### Records excerpted from a collection
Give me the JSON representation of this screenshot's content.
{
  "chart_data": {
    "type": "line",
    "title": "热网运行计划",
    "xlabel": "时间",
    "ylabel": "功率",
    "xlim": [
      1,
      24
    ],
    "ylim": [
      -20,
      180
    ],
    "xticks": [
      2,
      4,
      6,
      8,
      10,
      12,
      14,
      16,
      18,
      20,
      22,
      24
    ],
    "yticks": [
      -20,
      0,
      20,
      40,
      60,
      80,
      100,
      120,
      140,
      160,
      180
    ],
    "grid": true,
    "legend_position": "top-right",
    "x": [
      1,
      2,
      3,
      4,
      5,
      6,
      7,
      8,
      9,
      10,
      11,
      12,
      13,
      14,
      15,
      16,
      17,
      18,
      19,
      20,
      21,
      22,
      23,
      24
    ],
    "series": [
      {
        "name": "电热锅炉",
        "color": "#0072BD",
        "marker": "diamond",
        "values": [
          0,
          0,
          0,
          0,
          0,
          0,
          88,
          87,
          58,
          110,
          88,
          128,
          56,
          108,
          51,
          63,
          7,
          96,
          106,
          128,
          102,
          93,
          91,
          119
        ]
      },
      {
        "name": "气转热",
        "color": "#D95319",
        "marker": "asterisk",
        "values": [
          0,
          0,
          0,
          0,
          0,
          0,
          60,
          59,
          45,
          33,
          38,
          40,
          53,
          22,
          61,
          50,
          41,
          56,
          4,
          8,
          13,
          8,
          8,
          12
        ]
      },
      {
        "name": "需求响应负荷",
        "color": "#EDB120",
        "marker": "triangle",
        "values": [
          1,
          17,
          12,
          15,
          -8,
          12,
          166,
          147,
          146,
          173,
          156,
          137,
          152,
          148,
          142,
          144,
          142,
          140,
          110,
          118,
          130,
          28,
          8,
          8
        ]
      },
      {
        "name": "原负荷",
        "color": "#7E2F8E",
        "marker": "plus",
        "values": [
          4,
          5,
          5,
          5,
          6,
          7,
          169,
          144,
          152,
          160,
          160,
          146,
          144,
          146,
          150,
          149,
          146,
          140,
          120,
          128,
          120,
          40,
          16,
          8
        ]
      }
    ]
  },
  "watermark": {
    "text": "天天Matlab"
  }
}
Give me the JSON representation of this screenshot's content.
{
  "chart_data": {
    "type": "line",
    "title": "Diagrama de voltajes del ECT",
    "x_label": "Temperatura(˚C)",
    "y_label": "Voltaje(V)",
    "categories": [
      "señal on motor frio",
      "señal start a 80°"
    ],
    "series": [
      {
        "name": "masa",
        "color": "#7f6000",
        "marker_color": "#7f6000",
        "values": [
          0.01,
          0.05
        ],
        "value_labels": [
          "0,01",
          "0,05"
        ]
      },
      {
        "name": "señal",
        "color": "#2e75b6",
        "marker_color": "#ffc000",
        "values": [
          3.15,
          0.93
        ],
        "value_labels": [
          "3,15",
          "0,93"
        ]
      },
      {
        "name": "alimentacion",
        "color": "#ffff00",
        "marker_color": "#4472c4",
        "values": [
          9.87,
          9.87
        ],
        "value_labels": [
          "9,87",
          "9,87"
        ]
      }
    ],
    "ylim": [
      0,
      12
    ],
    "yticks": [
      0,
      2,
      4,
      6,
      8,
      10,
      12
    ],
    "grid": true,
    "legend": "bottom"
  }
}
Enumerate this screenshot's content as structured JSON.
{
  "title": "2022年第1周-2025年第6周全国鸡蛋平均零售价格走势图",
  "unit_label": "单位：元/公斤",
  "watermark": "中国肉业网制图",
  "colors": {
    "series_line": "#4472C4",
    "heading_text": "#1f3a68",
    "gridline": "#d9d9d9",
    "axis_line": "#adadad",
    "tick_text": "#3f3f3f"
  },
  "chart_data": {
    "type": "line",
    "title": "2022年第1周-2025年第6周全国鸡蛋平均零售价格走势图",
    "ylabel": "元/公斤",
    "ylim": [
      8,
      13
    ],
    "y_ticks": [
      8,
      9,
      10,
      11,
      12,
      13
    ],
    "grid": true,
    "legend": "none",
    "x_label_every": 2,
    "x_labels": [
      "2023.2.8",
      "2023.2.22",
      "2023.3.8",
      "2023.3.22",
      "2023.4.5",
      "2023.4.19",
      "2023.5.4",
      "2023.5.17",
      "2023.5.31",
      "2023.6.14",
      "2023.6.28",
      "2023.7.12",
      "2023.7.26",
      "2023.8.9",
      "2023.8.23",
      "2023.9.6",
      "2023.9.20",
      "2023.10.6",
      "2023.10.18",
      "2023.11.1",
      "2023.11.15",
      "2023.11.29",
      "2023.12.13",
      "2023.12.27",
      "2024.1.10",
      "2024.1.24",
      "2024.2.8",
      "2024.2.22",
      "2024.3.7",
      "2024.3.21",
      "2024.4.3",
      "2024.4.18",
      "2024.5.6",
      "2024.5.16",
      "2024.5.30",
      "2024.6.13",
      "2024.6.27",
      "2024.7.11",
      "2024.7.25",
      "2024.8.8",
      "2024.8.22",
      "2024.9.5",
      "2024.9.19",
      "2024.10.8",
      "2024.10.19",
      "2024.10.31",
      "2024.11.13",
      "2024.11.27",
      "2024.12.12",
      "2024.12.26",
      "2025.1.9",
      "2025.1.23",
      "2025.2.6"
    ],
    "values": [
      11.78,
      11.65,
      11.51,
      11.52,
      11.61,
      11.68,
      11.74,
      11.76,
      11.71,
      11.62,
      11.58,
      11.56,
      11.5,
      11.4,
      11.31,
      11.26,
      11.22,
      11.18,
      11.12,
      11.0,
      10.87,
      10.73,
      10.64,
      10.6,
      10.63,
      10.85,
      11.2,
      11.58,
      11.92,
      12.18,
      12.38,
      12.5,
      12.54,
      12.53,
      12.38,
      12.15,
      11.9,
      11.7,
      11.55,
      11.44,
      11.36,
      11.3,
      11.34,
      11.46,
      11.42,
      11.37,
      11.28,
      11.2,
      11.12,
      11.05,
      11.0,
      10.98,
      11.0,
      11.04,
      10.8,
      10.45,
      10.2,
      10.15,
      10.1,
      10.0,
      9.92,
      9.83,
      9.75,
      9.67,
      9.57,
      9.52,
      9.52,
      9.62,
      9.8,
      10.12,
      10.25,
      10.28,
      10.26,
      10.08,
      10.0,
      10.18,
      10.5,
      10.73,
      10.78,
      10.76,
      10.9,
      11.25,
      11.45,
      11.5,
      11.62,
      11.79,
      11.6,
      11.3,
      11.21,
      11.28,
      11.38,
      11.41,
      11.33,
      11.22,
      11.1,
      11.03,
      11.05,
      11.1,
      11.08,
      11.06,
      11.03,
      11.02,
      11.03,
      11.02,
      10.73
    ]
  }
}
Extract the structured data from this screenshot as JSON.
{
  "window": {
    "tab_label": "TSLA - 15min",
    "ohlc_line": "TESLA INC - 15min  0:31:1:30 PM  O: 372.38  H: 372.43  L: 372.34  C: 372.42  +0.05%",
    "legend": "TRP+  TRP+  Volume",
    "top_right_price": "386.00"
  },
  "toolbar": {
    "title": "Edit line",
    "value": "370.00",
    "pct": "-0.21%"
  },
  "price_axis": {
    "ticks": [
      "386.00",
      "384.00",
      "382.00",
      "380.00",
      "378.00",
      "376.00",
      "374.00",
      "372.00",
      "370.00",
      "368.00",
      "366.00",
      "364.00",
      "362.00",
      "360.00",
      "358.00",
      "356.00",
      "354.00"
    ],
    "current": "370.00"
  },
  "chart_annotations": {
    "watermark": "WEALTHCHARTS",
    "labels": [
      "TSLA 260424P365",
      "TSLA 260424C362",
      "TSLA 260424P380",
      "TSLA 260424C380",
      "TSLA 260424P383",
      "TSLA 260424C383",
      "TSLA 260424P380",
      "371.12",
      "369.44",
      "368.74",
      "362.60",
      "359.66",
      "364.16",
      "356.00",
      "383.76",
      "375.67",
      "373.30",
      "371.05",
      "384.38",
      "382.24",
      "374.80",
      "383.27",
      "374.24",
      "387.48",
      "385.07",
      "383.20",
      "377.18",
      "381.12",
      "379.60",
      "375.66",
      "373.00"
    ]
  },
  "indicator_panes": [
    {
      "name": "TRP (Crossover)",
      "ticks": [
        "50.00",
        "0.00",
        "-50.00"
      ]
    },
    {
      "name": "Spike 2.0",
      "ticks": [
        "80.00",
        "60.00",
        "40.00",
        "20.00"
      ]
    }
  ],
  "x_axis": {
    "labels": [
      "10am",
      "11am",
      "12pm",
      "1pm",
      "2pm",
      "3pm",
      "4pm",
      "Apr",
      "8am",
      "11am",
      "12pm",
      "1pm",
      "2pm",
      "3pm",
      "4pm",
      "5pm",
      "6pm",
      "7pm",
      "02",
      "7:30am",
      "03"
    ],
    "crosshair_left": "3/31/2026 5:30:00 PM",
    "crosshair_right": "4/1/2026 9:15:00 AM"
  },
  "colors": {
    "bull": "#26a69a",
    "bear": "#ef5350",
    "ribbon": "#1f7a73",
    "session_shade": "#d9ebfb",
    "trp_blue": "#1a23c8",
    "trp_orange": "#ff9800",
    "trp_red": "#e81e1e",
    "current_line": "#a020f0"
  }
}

### WHAT TO PRODUCE
Gather each line of the listing that holds the string "TSLA".

### FULL ANSWER
    "tab_label": "TSLA - 15min",
      "TSLA 260424P365",
      "TSLA 260424C362",
      "TSLA 260424P380",
      "TSLA 260424C380",
      "TSLA 260424P383",
      "TSLA 260424C383",
      "TSLA 260424P380",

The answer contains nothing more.